Short task — Below are the records; pull every line that includes "итогу".

Dataset items:

>> BEGIN

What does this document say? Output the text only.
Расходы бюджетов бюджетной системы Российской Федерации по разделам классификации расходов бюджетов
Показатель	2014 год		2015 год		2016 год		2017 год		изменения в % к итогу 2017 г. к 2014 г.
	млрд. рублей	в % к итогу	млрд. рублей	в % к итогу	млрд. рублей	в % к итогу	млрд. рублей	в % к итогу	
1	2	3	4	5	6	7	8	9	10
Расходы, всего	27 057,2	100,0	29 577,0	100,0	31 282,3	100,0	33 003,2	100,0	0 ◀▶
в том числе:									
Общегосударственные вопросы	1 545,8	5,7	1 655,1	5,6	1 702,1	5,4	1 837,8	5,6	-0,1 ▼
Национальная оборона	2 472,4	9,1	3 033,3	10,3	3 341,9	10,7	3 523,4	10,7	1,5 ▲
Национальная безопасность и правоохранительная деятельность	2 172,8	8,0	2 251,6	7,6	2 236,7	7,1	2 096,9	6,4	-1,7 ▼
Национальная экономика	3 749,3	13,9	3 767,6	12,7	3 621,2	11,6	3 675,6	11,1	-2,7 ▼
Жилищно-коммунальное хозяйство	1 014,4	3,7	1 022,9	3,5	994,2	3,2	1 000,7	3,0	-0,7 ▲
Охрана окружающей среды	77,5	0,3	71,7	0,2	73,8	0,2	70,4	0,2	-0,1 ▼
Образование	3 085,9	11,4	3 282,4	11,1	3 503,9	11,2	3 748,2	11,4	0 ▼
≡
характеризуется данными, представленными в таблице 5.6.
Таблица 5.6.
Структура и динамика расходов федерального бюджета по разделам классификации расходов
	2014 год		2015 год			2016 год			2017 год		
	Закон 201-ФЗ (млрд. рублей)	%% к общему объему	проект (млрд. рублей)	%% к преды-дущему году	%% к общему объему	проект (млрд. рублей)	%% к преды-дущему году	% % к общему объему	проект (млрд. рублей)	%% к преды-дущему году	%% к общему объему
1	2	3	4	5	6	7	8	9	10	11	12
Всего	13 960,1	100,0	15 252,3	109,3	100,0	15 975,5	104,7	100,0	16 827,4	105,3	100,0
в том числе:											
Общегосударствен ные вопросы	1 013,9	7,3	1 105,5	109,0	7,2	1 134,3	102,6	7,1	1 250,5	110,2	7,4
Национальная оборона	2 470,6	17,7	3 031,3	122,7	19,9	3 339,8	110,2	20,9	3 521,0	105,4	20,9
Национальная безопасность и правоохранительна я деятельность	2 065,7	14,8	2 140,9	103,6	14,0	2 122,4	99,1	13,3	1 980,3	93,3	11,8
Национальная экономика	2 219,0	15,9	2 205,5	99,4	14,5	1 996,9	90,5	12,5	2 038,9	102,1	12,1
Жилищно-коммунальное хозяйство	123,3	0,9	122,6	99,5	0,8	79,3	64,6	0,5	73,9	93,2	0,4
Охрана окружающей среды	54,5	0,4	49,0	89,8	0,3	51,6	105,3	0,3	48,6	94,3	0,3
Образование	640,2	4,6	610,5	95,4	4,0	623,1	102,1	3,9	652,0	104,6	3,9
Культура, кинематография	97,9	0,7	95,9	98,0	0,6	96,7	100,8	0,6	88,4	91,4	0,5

>> END

Solution to this task —
Показатель	2014 год		2015 год		2016 год		2017 год		изменения в % к итогу 2017 г. к 2014 г.
	млрд. рублей	в % к итогу	млрд. рублей	в % к итогу	млрд. рублей	в % к итогу	млрд. рублей	в % к итогу	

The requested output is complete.